__MATERIAL SHOWN__.
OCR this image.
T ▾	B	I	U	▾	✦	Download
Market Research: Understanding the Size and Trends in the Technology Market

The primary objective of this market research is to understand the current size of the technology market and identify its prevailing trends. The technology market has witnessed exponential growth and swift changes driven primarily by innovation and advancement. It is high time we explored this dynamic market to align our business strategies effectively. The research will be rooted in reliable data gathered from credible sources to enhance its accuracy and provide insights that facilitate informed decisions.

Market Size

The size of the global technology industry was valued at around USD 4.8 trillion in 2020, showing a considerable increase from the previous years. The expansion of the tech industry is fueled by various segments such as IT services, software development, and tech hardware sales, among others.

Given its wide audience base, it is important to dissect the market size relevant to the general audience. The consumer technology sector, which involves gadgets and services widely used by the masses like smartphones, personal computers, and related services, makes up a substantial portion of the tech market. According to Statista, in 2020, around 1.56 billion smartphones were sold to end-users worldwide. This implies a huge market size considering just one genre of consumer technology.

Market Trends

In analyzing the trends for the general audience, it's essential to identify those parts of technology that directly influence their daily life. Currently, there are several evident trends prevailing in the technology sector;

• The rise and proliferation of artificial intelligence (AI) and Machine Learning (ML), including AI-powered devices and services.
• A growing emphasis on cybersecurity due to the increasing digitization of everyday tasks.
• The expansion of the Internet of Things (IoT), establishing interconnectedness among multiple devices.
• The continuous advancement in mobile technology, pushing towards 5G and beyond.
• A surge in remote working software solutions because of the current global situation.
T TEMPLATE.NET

__YOUR INSTRUCTIONS__.
Repeat the material above exactly.

__RESPONSE BELOW__.
OCR this image.
T ▾	B	I	U	▾	✦	Download
Market Research: Understanding the Size and Trends in the Technology Market

The primary objective of this market research is to understand the current size of the technology market and identify its prevailing trends. The technology market has witnessed exponential growth and swift changes driven primarily by innovation and advancement. It is high time we explored this dynamic market to align our business strategies effectively. The research will be rooted in reliable data gathered from credible sources to enhance its accuracy and provide insights that facilitate informed decisions.

Market Size

The size of the global technology industry was valued at around USD 4.8 trillion in 2020, showing a considerable increase from the previous years. The expansion of the tech industry is fueled by various segments such as IT services, software development, and tech hardware sales, among others.

Given its wide audience base, it is important to dissect the market size relevant to the general audience. The consumer technology sector, which involves gadgets and services widely used by the masses like smartphones, personal computers, and related services, makes up a substantial portion of the tech market. According to Statista, in 2020, around 1.56 billion smartphones were sold to end-users worldwide. This implies a huge market size considering just one genre of consumer technology.

Market Trends

In analyzing the trends for the general audience, it's essential to identify those parts of technology that directly influence their daily life. Currently, there are several evident trends prevailing in the technology sector;

• The rise and proliferation of artificial intelligence (AI) and Machine Learning (ML), including AI-powered devices and services.
• A growing emphasis on cybersecurity due to the increasing digitization of everyday tasks.
• The expansion of the Internet of Things (IoT), establishing interconnectedness among multiple devices.
• The continuous advancement in mobile technology, pushing towards 5G and beyond.
• A surge in remote working software solutions because of the current global situation.
T TEMPLATE.NET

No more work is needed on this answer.